» DIRECTIONS
Pull out the stretch of the records from their first line through the line containing "page-title: 目的地查詢 xyxy=(437,64,688,122)", and reproduce each line unchanged.

— start of INFORMATION PROVIDED —

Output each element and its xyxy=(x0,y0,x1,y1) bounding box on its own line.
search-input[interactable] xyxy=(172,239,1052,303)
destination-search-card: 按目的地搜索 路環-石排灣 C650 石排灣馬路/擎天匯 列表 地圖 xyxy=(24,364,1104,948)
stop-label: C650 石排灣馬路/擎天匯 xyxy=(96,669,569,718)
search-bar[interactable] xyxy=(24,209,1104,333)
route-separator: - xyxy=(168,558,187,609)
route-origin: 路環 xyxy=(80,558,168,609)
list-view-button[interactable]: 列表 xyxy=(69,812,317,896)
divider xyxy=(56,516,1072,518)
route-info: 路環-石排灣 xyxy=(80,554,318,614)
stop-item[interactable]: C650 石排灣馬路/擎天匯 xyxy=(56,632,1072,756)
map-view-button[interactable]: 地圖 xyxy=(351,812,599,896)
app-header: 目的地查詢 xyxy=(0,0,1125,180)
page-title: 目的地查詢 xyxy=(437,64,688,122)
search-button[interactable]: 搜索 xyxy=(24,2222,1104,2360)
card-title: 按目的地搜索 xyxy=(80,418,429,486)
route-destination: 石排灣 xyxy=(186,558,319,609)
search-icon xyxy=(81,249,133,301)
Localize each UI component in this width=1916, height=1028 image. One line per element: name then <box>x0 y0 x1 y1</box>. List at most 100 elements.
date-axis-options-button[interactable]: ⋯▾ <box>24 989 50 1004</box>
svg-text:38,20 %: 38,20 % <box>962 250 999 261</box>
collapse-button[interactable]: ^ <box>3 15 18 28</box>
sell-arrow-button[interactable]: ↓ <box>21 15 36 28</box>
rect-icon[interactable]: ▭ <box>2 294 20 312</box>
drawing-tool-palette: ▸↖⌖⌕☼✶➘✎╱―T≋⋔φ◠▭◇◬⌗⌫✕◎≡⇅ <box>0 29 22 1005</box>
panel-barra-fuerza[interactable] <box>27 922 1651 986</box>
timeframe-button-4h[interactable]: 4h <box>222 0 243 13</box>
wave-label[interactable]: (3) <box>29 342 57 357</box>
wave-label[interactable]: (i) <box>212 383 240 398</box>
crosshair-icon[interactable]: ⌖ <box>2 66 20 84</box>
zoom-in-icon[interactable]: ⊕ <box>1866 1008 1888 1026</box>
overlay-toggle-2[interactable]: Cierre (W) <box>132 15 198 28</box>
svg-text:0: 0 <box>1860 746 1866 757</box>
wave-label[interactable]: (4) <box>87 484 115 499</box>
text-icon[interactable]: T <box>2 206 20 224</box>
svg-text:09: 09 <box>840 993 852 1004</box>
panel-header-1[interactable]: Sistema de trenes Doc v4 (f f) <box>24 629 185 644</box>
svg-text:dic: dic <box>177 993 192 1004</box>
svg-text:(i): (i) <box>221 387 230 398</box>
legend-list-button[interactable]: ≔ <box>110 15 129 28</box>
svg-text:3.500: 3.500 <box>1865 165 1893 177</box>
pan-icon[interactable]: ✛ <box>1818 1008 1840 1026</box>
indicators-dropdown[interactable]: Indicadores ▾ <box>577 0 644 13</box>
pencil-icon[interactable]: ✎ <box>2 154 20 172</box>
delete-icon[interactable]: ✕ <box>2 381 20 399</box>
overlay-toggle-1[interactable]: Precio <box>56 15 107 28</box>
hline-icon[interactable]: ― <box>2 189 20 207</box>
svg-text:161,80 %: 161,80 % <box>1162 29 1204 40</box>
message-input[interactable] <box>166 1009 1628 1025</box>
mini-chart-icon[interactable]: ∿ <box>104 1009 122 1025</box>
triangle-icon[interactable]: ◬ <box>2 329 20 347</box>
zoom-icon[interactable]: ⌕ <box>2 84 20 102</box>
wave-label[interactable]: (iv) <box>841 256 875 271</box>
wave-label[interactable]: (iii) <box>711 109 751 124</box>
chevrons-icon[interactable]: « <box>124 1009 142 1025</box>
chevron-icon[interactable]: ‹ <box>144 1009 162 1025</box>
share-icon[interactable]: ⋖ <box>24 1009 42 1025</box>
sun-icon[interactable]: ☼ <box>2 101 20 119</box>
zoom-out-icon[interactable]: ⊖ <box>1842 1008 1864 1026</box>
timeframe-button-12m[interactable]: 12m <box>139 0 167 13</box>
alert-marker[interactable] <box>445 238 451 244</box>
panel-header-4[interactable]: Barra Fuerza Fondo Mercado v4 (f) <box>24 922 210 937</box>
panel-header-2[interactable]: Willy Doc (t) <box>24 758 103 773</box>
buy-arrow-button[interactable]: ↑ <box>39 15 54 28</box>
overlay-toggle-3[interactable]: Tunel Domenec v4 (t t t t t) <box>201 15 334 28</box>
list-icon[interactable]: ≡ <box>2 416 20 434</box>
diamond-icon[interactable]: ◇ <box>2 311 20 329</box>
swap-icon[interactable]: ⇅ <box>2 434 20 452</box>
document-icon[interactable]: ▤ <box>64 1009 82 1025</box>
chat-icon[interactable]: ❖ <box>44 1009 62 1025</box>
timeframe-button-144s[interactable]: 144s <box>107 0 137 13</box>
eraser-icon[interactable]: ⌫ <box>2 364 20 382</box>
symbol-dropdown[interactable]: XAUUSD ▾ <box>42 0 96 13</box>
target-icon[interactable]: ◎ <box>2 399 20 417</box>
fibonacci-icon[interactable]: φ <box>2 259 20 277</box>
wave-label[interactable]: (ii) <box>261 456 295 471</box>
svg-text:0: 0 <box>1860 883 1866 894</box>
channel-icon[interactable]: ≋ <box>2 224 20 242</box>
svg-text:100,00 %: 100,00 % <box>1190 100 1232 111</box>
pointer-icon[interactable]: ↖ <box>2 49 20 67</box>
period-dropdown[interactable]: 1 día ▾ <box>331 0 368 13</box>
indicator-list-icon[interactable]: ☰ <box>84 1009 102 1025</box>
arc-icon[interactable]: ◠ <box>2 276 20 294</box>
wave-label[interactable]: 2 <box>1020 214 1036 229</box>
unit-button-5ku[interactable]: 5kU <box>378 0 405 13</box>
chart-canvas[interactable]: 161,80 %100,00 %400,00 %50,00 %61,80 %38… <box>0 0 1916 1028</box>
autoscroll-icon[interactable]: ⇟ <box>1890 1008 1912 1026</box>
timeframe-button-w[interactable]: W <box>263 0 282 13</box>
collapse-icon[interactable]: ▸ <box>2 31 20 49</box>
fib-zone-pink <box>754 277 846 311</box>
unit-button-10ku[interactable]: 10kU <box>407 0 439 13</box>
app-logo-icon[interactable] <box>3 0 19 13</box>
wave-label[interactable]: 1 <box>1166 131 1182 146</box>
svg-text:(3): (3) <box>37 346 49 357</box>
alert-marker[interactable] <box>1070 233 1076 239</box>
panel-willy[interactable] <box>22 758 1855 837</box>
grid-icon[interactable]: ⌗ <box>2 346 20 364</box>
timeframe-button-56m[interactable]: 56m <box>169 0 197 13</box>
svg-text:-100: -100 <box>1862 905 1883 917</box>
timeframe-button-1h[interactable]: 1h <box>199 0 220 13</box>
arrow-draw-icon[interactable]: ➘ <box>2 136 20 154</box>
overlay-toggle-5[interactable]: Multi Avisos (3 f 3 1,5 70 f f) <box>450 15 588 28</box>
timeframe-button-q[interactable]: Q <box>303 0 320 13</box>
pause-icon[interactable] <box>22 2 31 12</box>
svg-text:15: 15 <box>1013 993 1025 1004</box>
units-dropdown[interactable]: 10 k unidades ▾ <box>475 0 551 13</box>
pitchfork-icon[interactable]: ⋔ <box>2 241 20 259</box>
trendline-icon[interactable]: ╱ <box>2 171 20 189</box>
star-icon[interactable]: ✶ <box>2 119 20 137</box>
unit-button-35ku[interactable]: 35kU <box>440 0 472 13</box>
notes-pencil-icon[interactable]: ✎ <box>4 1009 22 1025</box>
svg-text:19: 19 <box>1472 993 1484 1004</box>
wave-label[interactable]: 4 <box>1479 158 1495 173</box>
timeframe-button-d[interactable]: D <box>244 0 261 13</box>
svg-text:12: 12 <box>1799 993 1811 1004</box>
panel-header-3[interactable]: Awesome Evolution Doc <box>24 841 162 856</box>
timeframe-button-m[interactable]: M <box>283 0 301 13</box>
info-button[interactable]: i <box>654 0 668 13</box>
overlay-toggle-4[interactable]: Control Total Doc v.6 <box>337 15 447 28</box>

— end of INFORMATION PROVIDED —

» THE REPLY
Output each element and its xyxy=(x0,y0,x1,y1) bounding box on its own line.
search-input[interactable] xyxy=(172,239,1052,303)
destination-search-card: 按目的地搜索 路環-石排灣 C650 石排灣馬路/擎天匯 列表 地圖 xyxy=(24,364,1104,948)
stop-label: C650 石排灣馬路/擎天匯 xyxy=(96,669,569,718)
search-bar[interactable] xyxy=(24,209,1104,333)
route-separator: - xyxy=(168,558,187,609)
route-origin: 路環 xyxy=(80,558,168,609)
list-view-button[interactable]: 列表 xyxy=(69,812,317,896)
divider xyxy=(56,516,1072,518)
route-info: 路環-石排灣 xyxy=(80,554,318,614)
stop-item[interactable]: C650 石排灣馬路/擎天匯 xyxy=(56,632,1072,756)
map-view-button[interactable]: 地圖 xyxy=(351,812,599,896)
app-header: 目的地查詢 xyxy=(0,0,1125,180)
page-title: 目的地查詢 xyxy=(437,64,688,122)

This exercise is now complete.